[Data items]
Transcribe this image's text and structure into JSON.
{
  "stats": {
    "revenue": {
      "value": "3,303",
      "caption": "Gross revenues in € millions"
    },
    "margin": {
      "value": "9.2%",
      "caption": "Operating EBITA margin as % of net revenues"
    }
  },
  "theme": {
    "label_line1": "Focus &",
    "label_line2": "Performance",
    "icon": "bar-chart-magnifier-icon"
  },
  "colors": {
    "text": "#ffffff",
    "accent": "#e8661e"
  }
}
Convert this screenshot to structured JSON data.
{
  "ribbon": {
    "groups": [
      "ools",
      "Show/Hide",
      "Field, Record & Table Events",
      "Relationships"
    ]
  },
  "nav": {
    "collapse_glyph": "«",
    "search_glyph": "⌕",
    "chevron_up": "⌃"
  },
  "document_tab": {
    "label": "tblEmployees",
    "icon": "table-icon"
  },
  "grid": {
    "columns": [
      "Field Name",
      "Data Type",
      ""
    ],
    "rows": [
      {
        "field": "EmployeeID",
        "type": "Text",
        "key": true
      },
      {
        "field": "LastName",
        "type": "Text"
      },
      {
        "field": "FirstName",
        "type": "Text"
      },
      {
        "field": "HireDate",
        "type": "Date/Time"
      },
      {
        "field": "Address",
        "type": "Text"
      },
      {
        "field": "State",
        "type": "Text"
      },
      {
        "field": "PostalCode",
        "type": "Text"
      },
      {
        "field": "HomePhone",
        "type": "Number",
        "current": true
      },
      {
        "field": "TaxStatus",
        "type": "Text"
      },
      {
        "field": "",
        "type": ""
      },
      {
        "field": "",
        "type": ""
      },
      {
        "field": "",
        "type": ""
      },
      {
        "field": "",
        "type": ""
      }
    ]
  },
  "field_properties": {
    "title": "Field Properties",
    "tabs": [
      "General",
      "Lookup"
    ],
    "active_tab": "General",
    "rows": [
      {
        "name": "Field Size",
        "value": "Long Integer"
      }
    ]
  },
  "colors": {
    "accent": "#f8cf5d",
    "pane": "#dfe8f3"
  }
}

TASK TO CARRY OUT → Copy every record exactly as presented.

WRITTEN RESPONSE →
Transcribe this image's text and structure into JSON.
{
  "stats": {
    "revenue": {
      "value": "3,303",
      "caption": "Gross revenues in € millions"
    },
    "margin": {
      "value": "9.2%",
      "caption": "Operating EBITA margin as % of net revenues"
    }
  },
  "theme": {
    "label_line1": "Focus &",
    "label_line2": "Performance",
    "icon": "bar-chart-magnifier-icon"
  },
  "colors": {
    "text": "#ffffff",
    "accent": "#e8661e"
  }
}
Convert this screenshot to structured JSON data.
{
  "ribbon": {
    "groups": [
      "ools",
      "Show/Hide",
      "Field, Record & Table Events",
      "Relationships"
    ]
  },
  "nav": {
    "collapse_glyph": "«",
    "search_glyph": "⌕",
    "chevron_up": "⌃"
  },
  "document_tab": {
    "label": "tblEmployees",
    "icon": "table-icon"
  },
  "grid": {
    "columns": [
      "Field Name",
      "Data Type",
      ""
    ],
    "rows": [
      {
        "field": "EmployeeID",
        "type": "Text",
        "key": true
      },
      {
        "field": "LastName",
        "type": "Text"
      },
      {
        "field": "FirstName",
        "type": "Text"
      },
      {
        "field": "HireDate",
        "type": "Date/Time"
      },
      {
        "field": "Address",
        "type": "Text"
      },
      {
        "field": "State",
        "type": "Text"
      },
      {
        "field": "PostalCode",
        "type": "Text"
      },
      {
        "field": "HomePhone",
        "type": "Number",
        "current": true
      },
      {
        "field": "TaxStatus",
        "type": "Text"
      },
      {
        "field": "",
        "type": ""
      },
      {
        "field": "",
        "type": ""
      },
      {
        "field": "",
        "type": ""
      },
      {
        "field": "",
        "type": ""
      }
    ]
  },
  "field_properties": {
    "title": "Field Properties",
    "tabs": [
      "General",
      "Lookup"
    ],
    "active_tab": "General",
    "rows": [
      {
        "name": "Field Size",
        "value": "Long Integer"
      }
    ]
  },
  "colors": {
    "accent": "#f8cf5d",
    "pane": "#dfe8f3"
  }
}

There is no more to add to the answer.